## Your objective
Looking at the listing beneath, work out how many lines hold "this" and report only that figure.

## Records for processing
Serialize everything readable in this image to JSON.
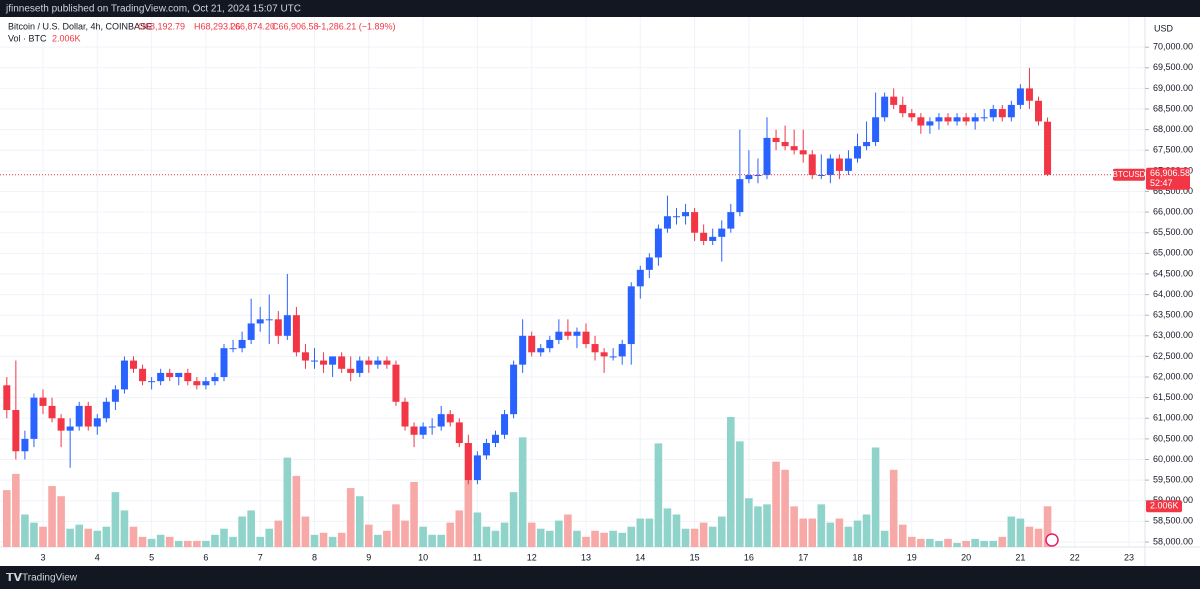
{
  "header": "jfinneseth published on TradingView.com, Oct 21, 2024 15:07 UTC",
  "footer": "TradingView",
  "chart_data": {
    "type": "candlestick",
    "legend": {
      "symbol": "Bitcoin / U.S. Dollar, 4h, COINBASE",
      "open": "O68,192.79",
      "high": "H68,293.26",
      "low": "L66,874.20",
      "close": "C66,906.58",
      "change": "−1,286.21 (−1.89%)",
      "volume_title": "Vol · BTC",
      "volume": "2.006K"
    },
    "currency": "USD",
    "last_price_label": {
      "symbol": "BTCUSD",
      "price": "66,906.58",
      "countdown": "52:47"
    },
    "last_volume_label": "2.006K",
    "up_color": "#2962ff",
    "down_color": "#f23645",
    "up_volume_color": "#8fd3cb",
    "down_volume_color": "#f7a9a7",
    "x_labels": [
      "3",
      "4",
      "5",
      "6",
      "7",
      "8",
      "9",
      "10",
      "11",
      "12",
      "13",
      "14",
      "15",
      "16",
      "17",
      "18",
      "19",
      "20",
      "21",
      "22",
      "23"
    ],
    "ylim": [
      57878,
      70732
    ],
    "yticks": [
      {
        "value": 58000,
        "label": "58,000.00"
      },
      {
        "value": 58500,
        "label": "58,500.00"
      },
      {
        "value": 59000,
        "label": "59,000.00"
      },
      {
        "value": 59500,
        "label": "59,500.00"
      },
      {
        "value": 60000,
        "label": "60,000.00"
      },
      {
        "value": 60500,
        "label": "60,500.00"
      },
      {
        "value": 61000,
        "label": "61,000.00"
      },
      {
        "value": 61500,
        "label": "61,500.00"
      },
      {
        "value": 62000,
        "label": "62,000.00"
      },
      {
        "value": 62500,
        "label": "62,500.00"
      },
      {
        "value": 63000,
        "label": "63,000.00"
      },
      {
        "value": 63500,
        "label": "63,500.00"
      },
      {
        "value": 64000,
        "label": "64,000.00"
      },
      {
        "value": 64500,
        "label": "64,500.00"
      },
      {
        "value": 65000,
        "label": "65,000.00"
      },
      {
        "value": 65500,
        "label": "65,500.00"
      },
      {
        "value": 66000,
        "label": "66,000.00"
      },
      {
        "value": 66500,
        "label": "66,500.00"
      },
      {
        "value": 67000,
        "label": "67,000.00"
      },
      {
        "value": 67500,
        "label": "67,500.00"
      },
      {
        "value": 68000,
        "label": "68,000.00"
      },
      {
        "value": 68500,
        "label": "68,500.00"
      },
      {
        "value": 69000,
        "label": "69,000.00"
      },
      {
        "value": 69500,
        "label": "69,500.00"
      },
      {
        "value": 70000,
        "label": "70,000.00"
      }
    ],
    "grid": true,
    "candles": [
      [
        61800,
        62000,
        61000,
        61200,
        2800
      ],
      [
        61200,
        62400,
        60000,
        60200,
        3600
      ],
      [
        60200,
        60700,
        60000,
        60500,
        1600
      ],
      [
        60500,
        61600,
        60300,
        61500,
        1200
      ],
      [
        61500,
        61700,
        61100,
        61300,
        1000
      ],
      [
        61300,
        61500,
        60900,
        61000,
        3000
      ],
      [
        61000,
        61100,
        60300,
        60700,
        2500
      ],
      [
        60700,
        61000,
        59800,
        60800,
        900
      ],
      [
        60800,
        61400,
        60700,
        61300,
        1100
      ],
      [
        61300,
        61400,
        60700,
        60800,
        900
      ],
      [
        60800,
        61100,
        60600,
        61000,
        800
      ],
      [
        61000,
        61500,
        60900,
        61400,
        1000
      ],
      [
        61400,
        61800,
        61200,
        61700,
        2700
      ],
      [
        61700,
        62500,
        61600,
        62400,
        1800
      ],
      [
        62400,
        62500,
        62100,
        62200,
        1000
      ],
      [
        62200,
        62300,
        61800,
        61900,
        500
      ],
      [
        61900,
        62000,
        61700,
        61900,
        400
      ],
      [
        61900,
        62200,
        61800,
        62100,
        600
      ],
      [
        62100,
        62200,
        61900,
        62000,
        500
      ],
      [
        62000,
        62100,
        61800,
        62100,
        300
      ],
      [
        62100,
        62200,
        61800,
        61900,
        300
      ],
      [
        61900,
        62000,
        61700,
        61800,
        300
      ],
      [
        61800,
        62000,
        61700,
        61900,
        300
      ],
      [
        61900,
        62100,
        61800,
        62000,
        600
      ],
      [
        62000,
        62800,
        61900,
        62700,
        900
      ],
      [
        62700,
        62900,
        62600,
        62700,
        500
      ],
      [
        62700,
        63100,
        62600,
        62900,
        1500
      ],
      [
        62900,
        63900,
        62800,
        63300,
        1800
      ],
      [
        63300,
        63700,
        63100,
        63400,
        500
      ],
      [
        63400,
        64000,
        62800,
        63400,
        900
      ],
      [
        63400,
        63600,
        62800,
        63000,
        1300
      ],
      [
        63000,
        64500,
        62900,
        63500,
        4400
      ],
      [
        63500,
        63700,
        62500,
        62600,
        3500
      ],
      [
        62600,
        62800,
        62200,
        62400,
        1500
      ],
      [
        62400,
        62700,
        62200,
        62400,
        600
      ],
      [
        62400,
        62600,
        62100,
        62300,
        700
      ],
      [
        62300,
        62500,
        62000,
        62500,
        500
      ],
      [
        62500,
        62600,
        62100,
        62200,
        700
      ],
      [
        62200,
        62500,
        61900,
        62100,
        2900
      ],
      [
        62100,
        62500,
        62000,
        62400,
        2500
      ],
      [
        62400,
        62500,
        62100,
        62300,
        1100
      ],
      [
        62300,
        62500,
        62200,
        62400,
        600
      ],
      [
        62400,
        62500,
        62200,
        62300,
        800
      ],
      [
        62300,
        62400,
        61300,
        61400,
        2100
      ],
      [
        61400,
        61500,
        60700,
        60800,
        1300
      ],
      [
        60800,
        60900,
        60300,
        60600,
        3200
      ],
      [
        60600,
        60900,
        60500,
        60800,
        1000
      ],
      [
        60800,
        61000,
        60600,
        60800,
        600
      ],
      [
        60800,
        61300,
        60700,
        61100,
        600
      ],
      [
        61100,
        61200,
        60800,
        60900,
        1200
      ],
      [
        60900,
        61000,
        60300,
        60400,
        1800
      ],
      [
        60400,
        60600,
        59400,
        59500,
        5100
      ],
      [
        59500,
        60200,
        59400,
        60100,
        1700
      ],
      [
        60100,
        60500,
        60000,
        60400,
        1000
      ],
      [
        60400,
        60700,
        60300,
        60600,
        800
      ],
      [
        60600,
        61200,
        60500,
        61100,
        1200
      ],
      [
        61100,
        62400,
        61000,
        62300,
        2700
      ],
      [
        62300,
        63400,
        62100,
        63000,
        5400
      ],
      [
        63000,
        63100,
        62500,
        62600,
        1200
      ],
      [
        62600,
        62800,
        62500,
        62700,
        900
      ],
      [
        62700,
        63000,
        62600,
        62900,
        800
      ],
      [
        62900,
        63400,
        62800,
        63100,
        1300
      ],
      [
        63100,
        63400,
        62900,
        63000,
        1600
      ],
      [
        63000,
        63200,
        62700,
        63100,
        800
      ],
      [
        63100,
        63300,
        62700,
        62800,
        500
      ],
      [
        62800,
        63000,
        62400,
        62600,
        800
      ],
      [
        62600,
        62700,
        62100,
        62500,
        700
      ],
      [
        62500,
        62700,
        62400,
        62500,
        800
      ],
      [
        62500,
        62900,
        62300,
        62800,
        700
      ],
      [
        62800,
        64300,
        62300,
        64200,
        1000
      ],
      [
        64200,
        64700,
        63900,
        64600,
        1400
      ],
      [
        64600,
        65000,
        64400,
        64900,
        1400
      ],
      [
        64900,
        65700,
        64700,
        65600,
        5100
      ],
      [
        65600,
        66400,
        65500,
        65900,
        1900
      ],
      [
        65900,
        66100,
        65700,
        65900,
        1600
      ],
      [
        65900,
        66200,
        65700,
        66000,
        900
      ],
      [
        66000,
        66100,
        65300,
        65500,
        900
      ],
      [
        65500,
        65700,
        65200,
        65300,
        1200
      ],
      [
        65300,
        65600,
        65200,
        65400,
        1000
      ],
      [
        65400,
        65800,
        64800,
        65600,
        1500
      ],
      [
        65600,
        66200,
        65500,
        66000,
        6400
      ],
      [
        66000,
        68000,
        65900,
        66800,
        5200
      ],
      [
        66800,
        67500,
        66700,
        66900,
        2400
      ],
      [
        66900,
        67300,
        66700,
        66900,
        2000
      ],
      [
        66900,
        68300,
        66800,
        67800,
        2100
      ],
      [
        67800,
        68000,
        67500,
        67700,
        4200
      ],
      [
        67700,
        68100,
        67500,
        67600,
        3800
      ],
      [
        67600,
        68000,
        67400,
        67500,
        2000
      ],
      [
        67500,
        68000,
        67200,
        67400,
        1400
      ],
      [
        67400,
        67500,
        66800,
        66900,
        1400
      ],
      [
        66900,
        67400,
        66800,
        66900,
        2100
      ],
      [
        66900,
        67400,
        66700,
        67300,
        1200
      ],
      [
        67300,
        67400,
        66800,
        67000,
        1400
      ],
      [
        67000,
        67500,
        66900,
        67300,
        1000
      ],
      [
        67300,
        67900,
        67200,
        67600,
        1300
      ],
      [
        67600,
        68200,
        67500,
        67700,
        1600
      ],
      [
        67700,
        68900,
        67600,
        68300,
        4900
      ],
      [
        68300,
        68900,
        68200,
        68800,
        800
      ],
      [
        68800,
        69000,
        68500,
        68600,
        3800
      ],
      [
        68600,
        68800,
        68300,
        68400,
        1100
      ],
      [
        68400,
        68500,
        68200,
        68300,
        500
      ],
      [
        68300,
        68400,
        67900,
        68100,
        400
      ],
      [
        68100,
        68300,
        67900,
        68200,
        400
      ],
      [
        68200,
        68400,
        68000,
        68300,
        300
      ],
      [
        68300,
        68400,
        68100,
        68200,
        400
      ],
      [
        68200,
        68400,
        68100,
        68300,
        200
      ],
      [
        68300,
        68400,
        68100,
        68200,
        300
      ],
      [
        68200,
        68400,
        68000,
        68300,
        400
      ],
      [
        68300,
        68500,
        68200,
        68300,
        300
      ],
      [
        68300,
        68600,
        68200,
        68500,
        300
      ],
      [
        68500,
        68600,
        68200,
        68300,
        500
      ],
      [
        68300,
        68700,
        68200,
        68600,
        1500
      ],
      [
        68600,
        69100,
        68500,
        69000,
        1400
      ],
      [
        69000,
        69500,
        68500,
        68700,
        1000
      ],
      [
        68700,
        68800,
        68100,
        68200,
        900
      ],
      [
        68192.79,
        68293.26,
        66874.2,
        66906.58,
        2006
      ]
    ]
  }
}
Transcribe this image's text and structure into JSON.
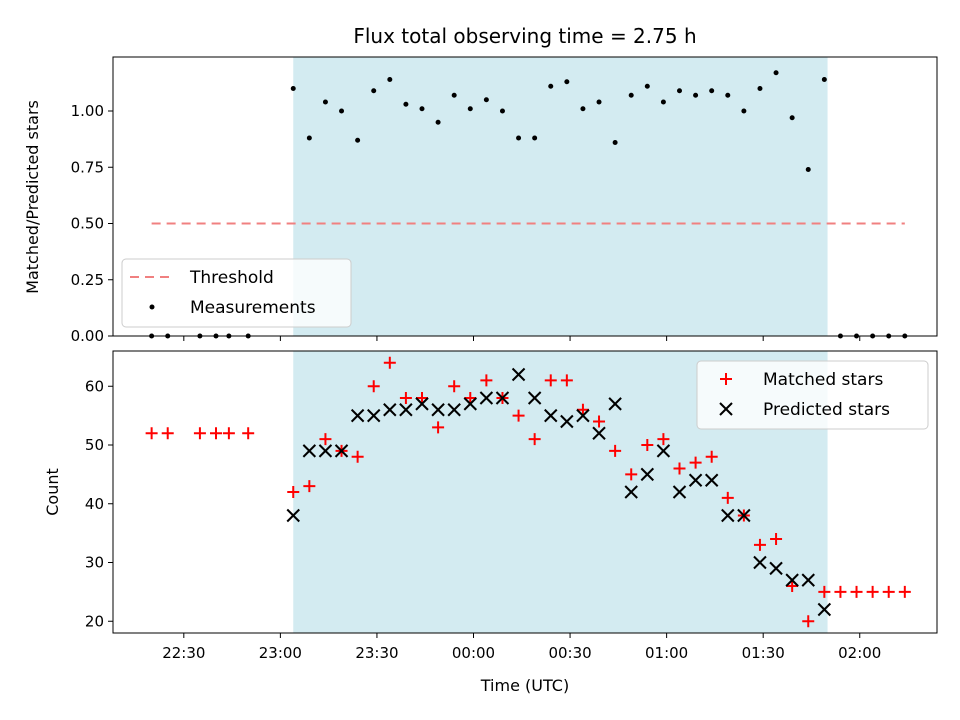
{
  "title": "Flux total observing time = 2.75 h",
  "xlabel": "Time (UTC)",
  "chart_data": [
    {
      "type": "scatter",
      "panel": "top",
      "ylabel": "Matched/Predicted stars",
      "ylim": [
        0,
        1.24
      ],
      "yticks": [
        "0.00",
        "0.25",
        "0.50",
        "0.75",
        "1.00"
      ],
      "threshold": {
        "name": "Threshold",
        "value": 0.5,
        "x_range": [
          "22:20",
          "02:14"
        ],
        "color": "#f08080"
      },
      "series": [
        {
          "name": "Measurements",
          "color": "#000000",
          "points": [
            [
              "22:20",
              0
            ],
            [
              "22:25",
              0
            ],
            [
              "22:35",
              0
            ],
            [
              "22:40",
              0
            ],
            [
              "22:44",
              0
            ],
            [
              "22:50",
              0
            ],
            [
              "23:04",
              1.1
            ],
            [
              "23:09",
              0.88
            ],
            [
              "23:14",
              1.04
            ],
            [
              "23:19",
              1.0
            ],
            [
              "23:24",
              0.87
            ],
            [
              "23:29",
              1.09
            ],
            [
              "23:34",
              1.14
            ],
            [
              "23:39",
              1.03
            ],
            [
              "23:44",
              1.01
            ],
            [
              "23:49",
              0.95
            ],
            [
              "23:54",
              1.07
            ],
            [
              "23:59",
              1.01
            ],
            [
              "00:04",
              1.05
            ],
            [
              "00:09",
              1.0
            ],
            [
              "00:14",
              0.88
            ],
            [
              "00:19",
              0.88
            ],
            [
              "00:24",
              1.11
            ],
            [
              "00:29",
              1.13
            ],
            [
              "00:34",
              1.01
            ],
            [
              "00:39",
              1.04
            ],
            [
              "00:44",
              0.86
            ],
            [
              "00:49",
              1.07
            ],
            [
              "00:54",
              1.11
            ],
            [
              "00:59",
              1.04
            ],
            [
              "01:04",
              1.09
            ],
            [
              "01:09",
              1.07
            ],
            [
              "01:14",
              1.09
            ],
            [
              "01:19",
              1.07
            ],
            [
              "01:24",
              1.0
            ],
            [
              "01:29",
              1.1
            ],
            [
              "01:34",
              1.17
            ],
            [
              "01:39",
              0.97
            ],
            [
              "01:44",
              0.74
            ],
            [
              "01:49",
              1.14
            ],
            [
              "01:54",
              0
            ],
            [
              "01:59",
              0
            ],
            [
              "02:04",
              0
            ],
            [
              "02:09",
              0
            ],
            [
              "02:14",
              0
            ]
          ]
        }
      ],
      "legend": {
        "position": "lower-left",
        "entries": [
          "Threshold",
          "Measurements"
        ]
      }
    },
    {
      "type": "scatter",
      "panel": "bottom",
      "ylabel": "Count",
      "ylim": [
        18,
        66
      ],
      "yticks": [
        "20",
        "30",
        "40",
        "50",
        "60"
      ],
      "series": [
        {
          "name": "Matched stars",
          "color": "#ff0000",
          "marker": "plus",
          "points": [
            [
              "22:20",
              52
            ],
            [
              "22:25",
              52
            ],
            [
              "22:35",
              52
            ],
            [
              "22:40",
              52
            ],
            [
              "22:44",
              52
            ],
            [
              "22:50",
              52
            ],
            [
              "23:04",
              42
            ],
            [
              "23:09",
              43
            ],
            [
              "23:14",
              51
            ],
            [
              "23:19",
              49
            ],
            [
              "23:24",
              48
            ],
            [
              "23:29",
              60
            ],
            [
              "23:34",
              64
            ],
            [
              "23:39",
              58
            ],
            [
              "23:44",
              58
            ],
            [
              "23:49",
              53
            ],
            [
              "23:54",
              60
            ],
            [
              "23:59",
              58
            ],
            [
              "00:04",
              61
            ],
            [
              "00:09",
              58
            ],
            [
              "00:14",
              55
            ],
            [
              "00:19",
              51
            ],
            [
              "00:24",
              61
            ],
            [
              "00:29",
              61
            ],
            [
              "00:34",
              56
            ],
            [
              "00:39",
              54
            ],
            [
              "00:44",
              49
            ],
            [
              "00:49",
              45
            ],
            [
              "00:54",
              50
            ],
            [
              "00:59",
              51
            ],
            [
              "01:04",
              46
            ],
            [
              "01:09",
              47
            ],
            [
              "01:14",
              48
            ],
            [
              "01:19",
              41
            ],
            [
              "01:24",
              38
            ],
            [
              "01:29",
              33
            ],
            [
              "01:34",
              34
            ],
            [
              "01:39",
              26
            ],
            [
              "01:44",
              20
            ],
            [
              "01:49",
              25
            ],
            [
              "01:54",
              25
            ],
            [
              "01:59",
              25
            ],
            [
              "02:04",
              25
            ],
            [
              "02:09",
              25
            ],
            [
              "02:14",
              25
            ]
          ]
        },
        {
          "name": "Predicted stars",
          "color": "#000000",
          "marker": "x",
          "points": [
            [
              "23:04",
              38
            ],
            [
              "23:09",
              49
            ],
            [
              "23:14",
              49
            ],
            [
              "23:19",
              49
            ],
            [
              "23:24",
              55
            ],
            [
              "23:29",
              55
            ],
            [
              "23:34",
              56
            ],
            [
              "23:39",
              56
            ],
            [
              "23:44",
              57
            ],
            [
              "23:49",
              56
            ],
            [
              "23:54",
              56
            ],
            [
              "23:59",
              57
            ],
            [
              "00:04",
              58
            ],
            [
              "00:09",
              58
            ],
            [
              "00:14",
              62
            ],
            [
              "00:19",
              58
            ],
            [
              "00:24",
              55
            ],
            [
              "00:29",
              54
            ],
            [
              "00:34",
              55
            ],
            [
              "00:39",
              52
            ],
            [
              "00:44",
              57
            ],
            [
              "00:49",
              42
            ],
            [
              "00:54",
              45
            ],
            [
              "00:59",
              49
            ],
            [
              "01:04",
              42
            ],
            [
              "01:09",
              44
            ],
            [
              "01:14",
              44
            ],
            [
              "01:19",
              38
            ],
            [
              "01:24",
              38
            ],
            [
              "01:29",
              30
            ],
            [
              "01:34",
              29
            ],
            [
              "01:39",
              27
            ],
            [
              "01:44",
              27
            ],
            [
              "01:49",
              22
            ]
          ]
        }
      ],
      "legend": {
        "position": "upper-right",
        "entries": [
          "Matched stars",
          "Predicted stars"
        ]
      }
    }
  ],
  "xaxis": {
    "range": [
      "22:08",
      "02:24"
    ],
    "ticks": [
      "22:30",
      "23:00",
      "23:30",
      "00:00",
      "00:30",
      "01:00",
      "01:30",
      "02:00"
    ]
  },
  "observing_window": {
    "start": "23:04",
    "end": "01:50",
    "color": "#d3ebf1"
  }
}
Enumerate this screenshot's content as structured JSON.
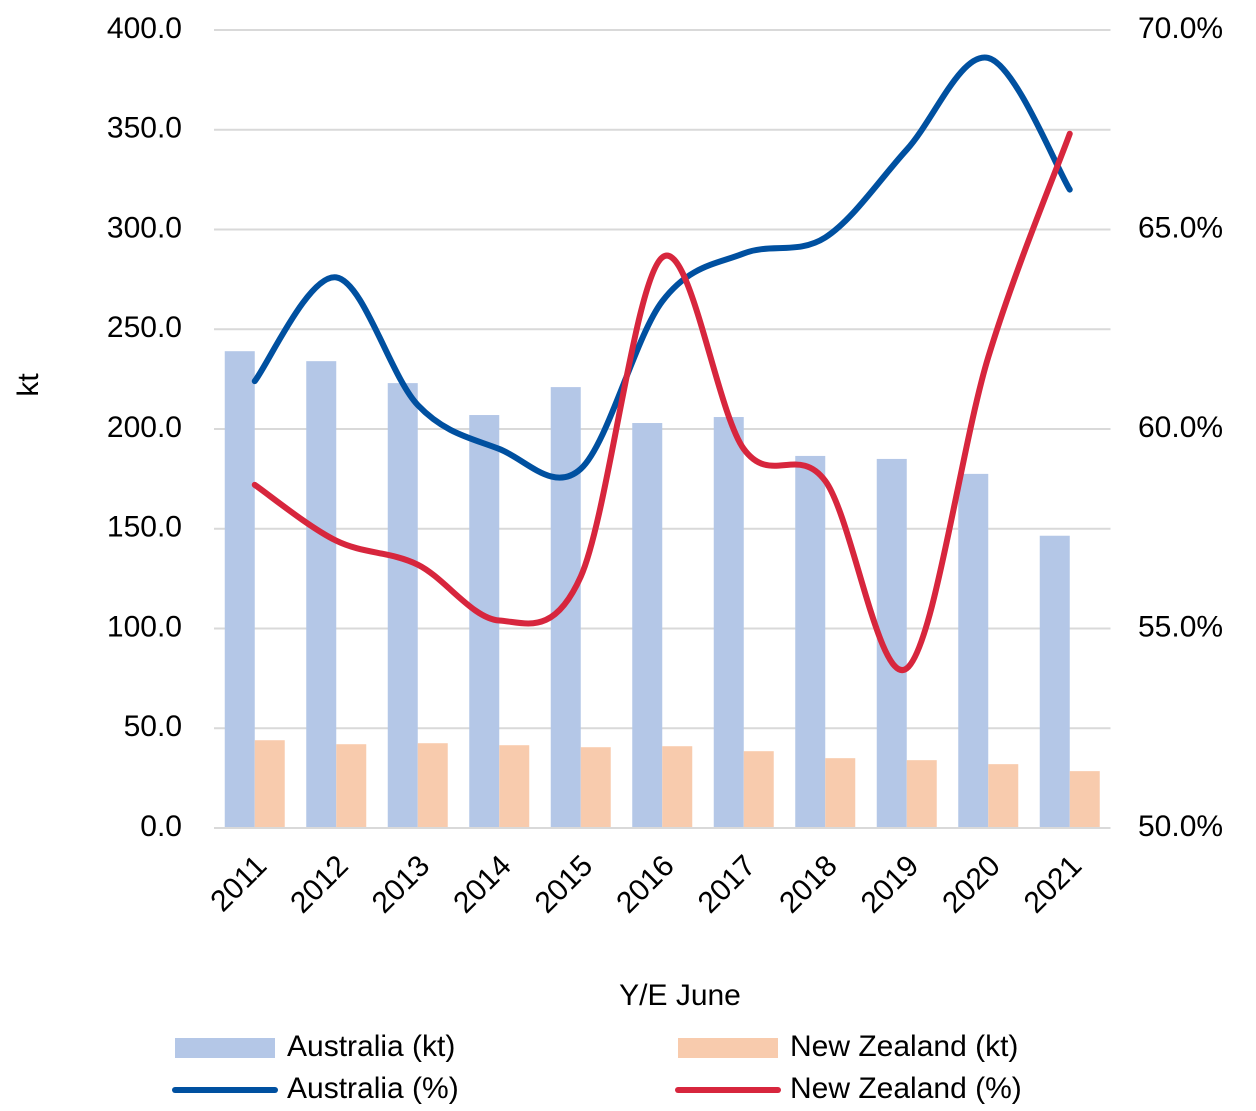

## Complete response
3